INFORMATION START
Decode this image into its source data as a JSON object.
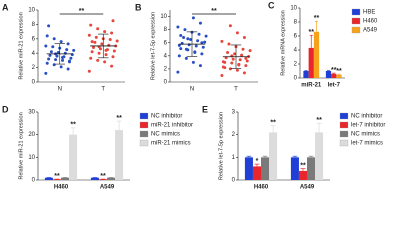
{
  "chart_data": [
    {
      "type": "strip",
      "panel": "A",
      "y_label": "Relative miR-21 expression",
      "ylim": [
        0,
        10
      ],
      "yticks": [
        0,
        2,
        4,
        6,
        8,
        10
      ],
      "comparison": "**",
      "groups": [
        {
          "name": "N",
          "color": "#2a4fc4",
          "values": [
            1.2,
            1.8,
            2.1,
            2.4,
            2.6,
            2.8,
            3.0,
            3.1,
            3.2,
            3.3,
            3.5,
            3.6,
            3.7,
            3.8,
            4.0,
            4.1,
            4.2,
            4.4,
            4.5,
            4.7,
            4.9,
            5.0,
            5.3,
            5.6,
            6.0,
            6.4,
            2.9,
            3.4,
            3.9,
            7.8
          ]
        },
        {
          "name": "T",
          "color": "#e8453c",
          "values": [
            1.5,
            2.2,
            2.8,
            3.0,
            3.3,
            3.5,
            3.8,
            4.0,
            4.2,
            4.3,
            4.5,
            4.6,
            4.8,
            5.0,
            5.1,
            5.3,
            5.5,
            5.7,
            5.9,
            6.0,
            6.2,
            6.5,
            6.8,
            7.0,
            7.4,
            7.9,
            8.5,
            4.4,
            4.9,
            5.6
          ]
        }
      ]
    },
    {
      "type": "strip",
      "panel": "B",
      "y_label": "Relative let-7-5p expression",
      "ylim": [
        0,
        11
      ],
      "yticks": [
        0,
        2,
        4,
        6,
        8,
        10
      ],
      "comparison": "**",
      "groups": [
        {
          "name": "N",
          "color": "#2a4fc4",
          "values": [
            1.5,
            2.5,
            3.0,
            3.6,
            4.0,
            4.3,
            4.6,
            4.9,
            5.1,
            5.3,
            5.5,
            5.7,
            5.9,
            6.1,
            6.3,
            6.5,
            6.8,
            7.0,
            7.3,
            7.6,
            8.0,
            8.4,
            9.0,
            9.8,
            5.0,
            5.6,
            6.0,
            4.5,
            6.6,
            7.1
          ]
        },
        {
          "name": "T",
          "color": "#e8453c",
          "values": [
            1.0,
            1.4,
            1.8,
            2.0,
            2.3,
            2.5,
            2.7,
            2.9,
            3.0,
            3.2,
            3.4,
            3.5,
            3.7,
            3.9,
            4.1,
            4.3,
            4.5,
            4.8,
            5.0,
            5.4,
            5.8,
            6.2,
            6.8,
            7.5,
            8.6,
            3.1,
            3.6,
            2.6,
            4.0,
            2.2
          ]
        }
      ]
    },
    {
      "type": "grouped-bar",
      "panel": "C",
      "y_label": "Relative mRNA expression",
      "ylim": [
        0,
        10
      ],
      "yticks": [
        0,
        2,
        4,
        6,
        8,
        10
      ],
      "categories": [
        "miR-21",
        "let-7"
      ],
      "series": [
        {
          "name": "HBE",
          "color": "#1f3fd6",
          "values": [
            1,
            1
          ],
          "errors": [
            0.05,
            0.05
          ],
          "sig": [
            null,
            null
          ]
        },
        {
          "name": "H460",
          "color": "#e8262b",
          "values": [
            4.3,
            0.6
          ],
          "errors": [
            1.8,
            0.1
          ],
          "sig": [
            "**",
            "**"
          ]
        },
        {
          "name": "A549",
          "color": "#f7a21b",
          "values": [
            6.6,
            0.45
          ],
          "errors": [
            1.5,
            0.1
          ],
          "sig": [
            "**",
            "**"
          ]
        }
      ]
    },
    {
      "type": "grouped-bar",
      "panel": "D",
      "y_label": "Relative miR-21 expression",
      "ylim": [
        0,
        30
      ],
      "yticks": [
        0,
        10,
        20,
        30
      ],
      "categories": [
        "H460",
        "A549"
      ],
      "series": [
        {
          "name": "NC inhibitor",
          "color": "#1f3fd6",
          "values": [
            1,
            1
          ],
          "errors": [
            0.1,
            0.1
          ],
          "sig": [
            null,
            null
          ]
        },
        {
          "name": "miR-21 inhibitor",
          "color": "#e8262b",
          "values": [
            0.3,
            0.3
          ],
          "errors": [
            0.1,
            0.1
          ],
          "sig": [
            "**",
            "**"
          ]
        },
        {
          "name": "NC mimics",
          "color": "#7a7a7a",
          "values": [
            1,
            1
          ],
          "errors": [
            0.1,
            0.1
          ],
          "sig": [
            null,
            null
          ]
        },
        {
          "name": "miR-21 mimics",
          "color": "#dcdcdc",
          "values": [
            20,
            22
          ],
          "errors": [
            3,
            4
          ],
          "sig": [
            "**",
            "**"
          ]
        }
      ]
    },
    {
      "type": "grouped-bar",
      "panel": "E",
      "y_label": "Relative let-7-5p expression",
      "ylim": [
        0,
        3
      ],
      "yticks": [
        0,
        1,
        2,
        3
      ],
      "categories": [
        "H460",
        "A549"
      ],
      "series": [
        {
          "name": "NC inhibitor",
          "color": "#1f3fd6",
          "values": [
            1,
            1
          ],
          "errors": [
            0.05,
            0.05
          ],
          "sig": [
            null,
            null
          ]
        },
        {
          "name": "let-7 inhibitor",
          "color": "#e8262b",
          "values": [
            0.6,
            0.4
          ],
          "errors": [
            0.1,
            0.1
          ],
          "sig": [
            "*",
            "**"
          ]
        },
        {
          "name": "NC mimics",
          "color": "#7a7a7a",
          "values": [
            1,
            1
          ],
          "errors": [
            0.05,
            0.05
          ],
          "sig": [
            null,
            null
          ]
        },
        {
          "name": "let-7 mimics",
          "color": "#dcdcdc",
          "values": [
            2.1,
            2.1
          ],
          "errors": [
            0.3,
            0.4
          ],
          "sig": [
            "**",
            "**"
          ]
        }
      ]
    }
  ]
}
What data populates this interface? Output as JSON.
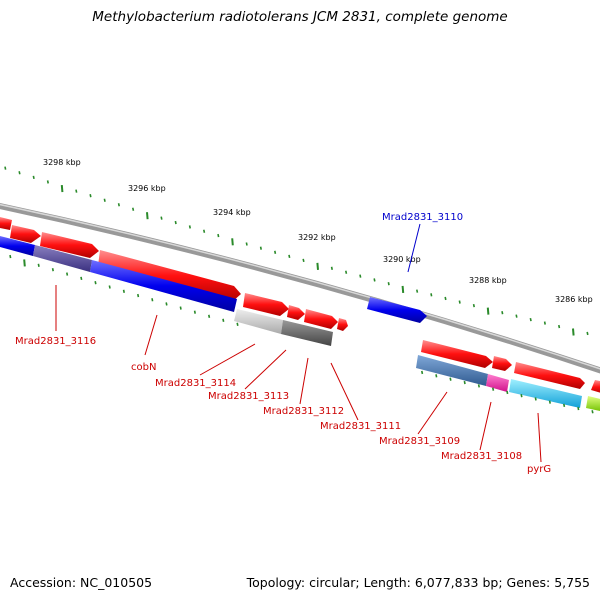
INFORMATION END
## WHAT YOU WILL DO
Type the entries again verbatim. Any pictures should be skipped.

## ANSWER SPACE
Decode this image into its source data as a JSON object.
{
  "chart_data": [
    {
      "type": "strip",
      "panel": "A",
      "y_label": "Relative miR-21 expression",
      "ylim": [
        0,
        10
      ],
      "yticks": [
        0,
        2,
        4,
        6,
        8,
        10
      ],
      "comparison": "**",
      "groups": [
        {
          "name": "N",
          "color": "#2a4fc4",
          "values": [
            1.2,
            1.8,
            2.1,
            2.4,
            2.6,
            2.8,
            3.0,
            3.1,
            3.2,
            3.3,
            3.5,
            3.6,
            3.7,
            3.8,
            4.0,
            4.1,
            4.2,
            4.4,
            4.5,
            4.7,
            4.9,
            5.0,
            5.3,
            5.6,
            6.0,
            6.4,
            2.9,
            3.4,
            3.9,
            7.8
          ]
        },
        {
          "name": "T",
          "color": "#e8453c",
          "values": [
            1.5,
            2.2,
            2.8,
            3.0,
            3.3,
            3.5,
            3.8,
            4.0,
            4.2,
            4.3,
            4.5,
            4.6,
            4.8,
            5.0,
            5.1,
            5.3,
            5.5,
            5.7,
            5.9,
            6.0,
            6.2,
            6.5,
            6.8,
            7.0,
            7.4,
            7.9,
            8.5,
            4.4,
            4.9,
            5.6
          ]
        }
      ]
    },
    {
      "type": "strip",
      "panel": "B",
      "y_label": "Relative let-7-5p expression",
      "ylim": [
        0,
        11
      ],
      "yticks": [
        0,
        2,
        4,
        6,
        8,
        10
      ],
      "comparison": "**",
      "groups": [
        {
          "name": "N",
          "color": "#2a4fc4",
          "values": [
            1.5,
            2.5,
            3.0,
            3.6,
            4.0,
            4.3,
            4.6,
            4.9,
            5.1,
            5.3,
            5.5,
            5.7,
            5.9,
            6.1,
            6.3,
            6.5,
            6.8,
            7.0,
            7.3,
            7.6,
            8.0,
            8.4,
            9.0,
            9.8,
            5.0,
            5.6,
            6.0,
            4.5,
            6.6,
            7.1
          ]
        },
        {
          "name": "T",
          "color": "#e8453c",
          "values": [
            1.0,
            1.4,
            1.8,
            2.0,
            2.3,
            2.5,
            2.7,
            2.9,
            3.0,
            3.2,
            3.4,
            3.5,
            3.7,
            3.9,
            4.1,
            4.3,
            4.5,
            4.8,
            5.0,
            5.4,
            5.8,
            6.2,
            6.8,
            7.5,
            8.6,
            3.1,
            3.6,
            2.6,
            4.0,
            2.2
          ]
        }
      ]
    },
    {
      "type": "grouped-bar",
      "panel": "C",
      "y_label": "Relative mRNA expression",
      "ylim": [
        0,
        10
      ],
      "yticks": [
        0,
        2,
        4,
        6,
        8,
        10
      ],
      "categories": [
        "miR-21",
        "let-7"
      ],
      "series": [
        {
          "name": "HBE",
          "color": "#1f3fd6",
          "values": [
            1,
            1
          ],
          "errors": [
            0.05,
            0.05
          ],
          "sig": [
            null,
            null
          ]
        },
        {
          "name": "H460",
          "color": "#e8262b",
          "values": [
            4.3,
            0.6
          ],
          "errors": [
            1.8,
            0.1
          ],
          "sig": [
            "**",
            "**"
          ]
        },
        {
          "name": "A549",
          "color": "#f7a21b",
          "values": [
            6.6,
            0.45
          ],
          "errors": [
            1.5,
            0.1
          ],
          "sig": [
            "**",
            "**"
          ]
        }
      ]
    },
    {
      "type": "grouped-bar",
      "panel": "D",
      "y_label": "Relative miR-21 expression",
      "ylim": [
        0,
        30
      ],
      "yticks": [
        0,
        10,
        20,
        30
      ],
      "categories": [
        "H460",
        "A549"
      ],
      "series": [
        {
          "name": "NC inhibitor",
          "color": "#1f3fd6",
          "values": [
            1,
            1
          ],
          "errors": [
            0.1,
            0.1
          ],
          "sig": [
            null,
            null
          ]
        },
        {
          "name": "miR-21 inhibitor",
          "color": "#e8262b",
          "values": [
            0.3,
            0.3
          ],
          "errors": [
            0.1,
            0.1
          ],
          "sig": [
            "**",
            "**"
          ]
        },
        {
          "name": "NC mimics",
          "color": "#7a7a7a",
          "values": [
            1,
            1
          ],
          "errors": [
            0.1,
            0.1
          ],
          "sig": [
            null,
            null
          ]
        },
        {
          "name": "miR-21 mimics",
          "color": "#dcdcdc",
          "values": [
            20,
            22
          ],
          "errors": [
            3,
            4
          ],
          "sig": [
            "**",
            "**"
          ]
        }
      ]
    },
    {
      "type": "grouped-bar",
      "panel": "E",
      "y_label": "Relative let-7-5p expression",
      "ylim": [
        0,
        3
      ],
      "yticks": [
        0,
        1,
        2,
        3
      ],
      "categories": [
        "H460",
        "A549"
      ],
      "series": [
        {
          "name": "NC inhibitor",
          "color": "#1f3fd6",
          "values": [
            1,
            1
          ],
          "errors": [
            0.05,
            0.05
          ],
          "sig": [
            null,
            null
          ]
        },
        {
          "name": "let-7 inhibitor",
          "color": "#e8262b",
          "values": [
            0.6,
            0.4
          ],
          "errors": [
            0.1,
            0.1
          ],
          "sig": [
            "*",
            "**"
          ]
        },
        {
          "name": "NC mimics",
          "color": "#7a7a7a",
          "values": [
            1,
            1
          ],
          "errors": [
            0.05,
            0.05
          ],
          "sig": [
            null,
            null
          ]
        },
        {
          "name": "let-7 mimics",
          "color": "#dcdcdc",
          "values": [
            2.1,
            2.1
          ],
          "errors": [
            0.3,
            0.4
          ],
          "sig": [
            "**",
            "**"
          ]
        }
      ]
    }
  ]
}
What data populates this interface? Output as JSON.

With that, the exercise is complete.